• **Text shown**:
Lets compare the index fund and Active fund , how they are different from each other.Also compare Index fund and ETF.
Index fund Vs Active fund
As we seen index fund are passively manage. Fund manager do not change the stock proportion and not replace any stock which leads to average return. Index fund do not take high risk but give average return.
Active Funds –
Active fund are handle by professional financial expert they shuffle, replace the stock in different sector to gain the more returns. Active fund manager take high risk to give more profit to their investor. This fund manger every time they research on different stock, they analysis the different company every time. They find the opportunity to gain maximum profit .For this reason this types of fund gets maximum output as compared to the index fund.
ETF (Exchange trade fund) this fund are traded on stock market during market timing.
This fund purchase through demat account. ETF listd on stock market and anytime anyone can buy or sell through demat account. The most common type of ETF are as follow.
Equity ETF, Gold ETF, Currency ETF, Debt ETF.ETF traded like a share so their price also changes as share price changes in live market.Sometime we buy ETF at high price and sell at low price and vice versa it is depend on buyer and seller available in the market for that particular share.
|Aim||Duplicate the performance of given index||Chasing the performance of indices of a particular exchange.|
|Price||Executed at the end of the day||Change with real time|
|Liquidity||Easy||Moderate ( You can buy or sell only if there is counterparty to the trade)|
|Amount required to invest||Minimum 500 Rs||Minimum 10,000 Rs|
|Sip or Lumpsum||Both option||Only lumpsum|
|Where to purchase||Not required Demat account.You can purchase from any AMC.||Required Demat account.You can purchase with any brokerage company.|
What is main thing to look
We see all the basic thing related to the index fund and there advantage, disadvantage .Now when someone will go for index fund then what they first look before investing into it.
This below point is not restricted to the index fund it is applicable to the every type of mutual fund.
1.Exit Load –
It is fee which charge by Asset Management Company to the investor when he exit the fund units.It is applicable when you redeem the invested amount within some particular time frame. It is applicable for some particular lock in period.
It is different for different type of mutual fund. It is better to not exit or redeem amount for some particular time which is specify in the mutual fund. It is always better to invest for long time period.
2.Expense Ratio –
Expense ratio is charge by Mutual fund House from investor for managing the mutual fund. Mutual fund manager are giving their best to give better and maximum return on investor money. Manager do the all research about the market, stock. They using the different tools to get specify data related to the mutual fund. Manager and their team manage all this things.

• **Task requirements**: Please translate this sentence from the fund comparison text into Spanish: "It is always better to invest for long time period."

• **Given records**:

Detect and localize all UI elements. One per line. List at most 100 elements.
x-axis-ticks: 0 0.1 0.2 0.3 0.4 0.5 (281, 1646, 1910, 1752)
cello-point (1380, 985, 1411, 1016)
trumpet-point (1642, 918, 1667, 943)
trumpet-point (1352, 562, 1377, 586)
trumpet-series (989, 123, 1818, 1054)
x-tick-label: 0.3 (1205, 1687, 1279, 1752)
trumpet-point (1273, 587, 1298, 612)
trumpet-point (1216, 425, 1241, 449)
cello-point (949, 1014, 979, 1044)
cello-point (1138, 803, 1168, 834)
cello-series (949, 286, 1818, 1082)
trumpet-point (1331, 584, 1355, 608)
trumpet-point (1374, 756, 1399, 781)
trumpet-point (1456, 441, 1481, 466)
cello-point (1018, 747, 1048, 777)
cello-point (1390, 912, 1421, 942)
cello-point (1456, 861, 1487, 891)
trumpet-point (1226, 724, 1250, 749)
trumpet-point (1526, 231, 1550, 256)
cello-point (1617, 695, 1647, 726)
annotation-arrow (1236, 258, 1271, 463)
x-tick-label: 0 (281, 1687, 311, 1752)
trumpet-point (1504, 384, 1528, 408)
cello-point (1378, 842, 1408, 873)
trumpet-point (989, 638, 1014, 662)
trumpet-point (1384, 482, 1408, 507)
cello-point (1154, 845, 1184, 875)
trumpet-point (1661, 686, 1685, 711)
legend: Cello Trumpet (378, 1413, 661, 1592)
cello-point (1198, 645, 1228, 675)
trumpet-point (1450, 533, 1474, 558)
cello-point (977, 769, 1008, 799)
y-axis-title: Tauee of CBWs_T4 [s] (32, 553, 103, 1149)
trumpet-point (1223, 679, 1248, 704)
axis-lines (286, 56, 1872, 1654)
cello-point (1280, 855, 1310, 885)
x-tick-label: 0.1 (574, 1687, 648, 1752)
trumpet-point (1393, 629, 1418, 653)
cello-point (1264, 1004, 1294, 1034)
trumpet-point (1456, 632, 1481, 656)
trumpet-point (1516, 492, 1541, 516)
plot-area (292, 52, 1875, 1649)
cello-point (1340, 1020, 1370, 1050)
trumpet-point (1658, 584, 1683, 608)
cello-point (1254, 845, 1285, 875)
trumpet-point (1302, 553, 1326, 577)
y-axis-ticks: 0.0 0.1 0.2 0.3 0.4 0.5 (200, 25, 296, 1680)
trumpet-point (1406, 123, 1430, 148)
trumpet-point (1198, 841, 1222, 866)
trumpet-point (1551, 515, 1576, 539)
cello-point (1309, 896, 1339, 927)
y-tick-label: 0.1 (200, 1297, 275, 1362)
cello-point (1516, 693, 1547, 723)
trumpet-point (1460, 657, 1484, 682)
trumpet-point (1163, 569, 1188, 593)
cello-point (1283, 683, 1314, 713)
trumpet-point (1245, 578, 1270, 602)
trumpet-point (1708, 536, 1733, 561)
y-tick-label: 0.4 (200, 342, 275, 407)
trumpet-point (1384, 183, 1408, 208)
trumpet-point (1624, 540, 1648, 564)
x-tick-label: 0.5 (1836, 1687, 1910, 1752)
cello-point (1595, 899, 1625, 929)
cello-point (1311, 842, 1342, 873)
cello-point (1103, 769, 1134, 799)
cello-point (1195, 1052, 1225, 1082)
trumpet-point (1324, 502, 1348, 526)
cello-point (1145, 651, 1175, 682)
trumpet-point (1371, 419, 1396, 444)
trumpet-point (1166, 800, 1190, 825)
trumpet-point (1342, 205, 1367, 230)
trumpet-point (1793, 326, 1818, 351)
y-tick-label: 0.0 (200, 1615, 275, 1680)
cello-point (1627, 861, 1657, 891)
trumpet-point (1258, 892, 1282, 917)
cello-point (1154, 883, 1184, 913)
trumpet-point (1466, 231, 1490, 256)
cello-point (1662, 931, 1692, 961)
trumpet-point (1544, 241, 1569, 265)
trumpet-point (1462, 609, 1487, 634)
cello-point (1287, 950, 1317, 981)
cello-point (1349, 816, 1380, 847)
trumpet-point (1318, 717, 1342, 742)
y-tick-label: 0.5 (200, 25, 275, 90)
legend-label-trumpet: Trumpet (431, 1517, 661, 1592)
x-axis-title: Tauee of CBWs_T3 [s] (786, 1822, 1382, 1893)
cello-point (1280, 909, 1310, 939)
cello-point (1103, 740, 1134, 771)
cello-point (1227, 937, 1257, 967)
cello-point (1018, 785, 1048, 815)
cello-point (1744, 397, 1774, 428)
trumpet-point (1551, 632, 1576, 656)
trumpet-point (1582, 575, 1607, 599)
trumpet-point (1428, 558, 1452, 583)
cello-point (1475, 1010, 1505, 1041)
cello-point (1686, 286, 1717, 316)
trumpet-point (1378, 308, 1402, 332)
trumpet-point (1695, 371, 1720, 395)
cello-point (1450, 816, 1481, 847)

• **Answer space**: Siempre es mejor invertir a largo plazo.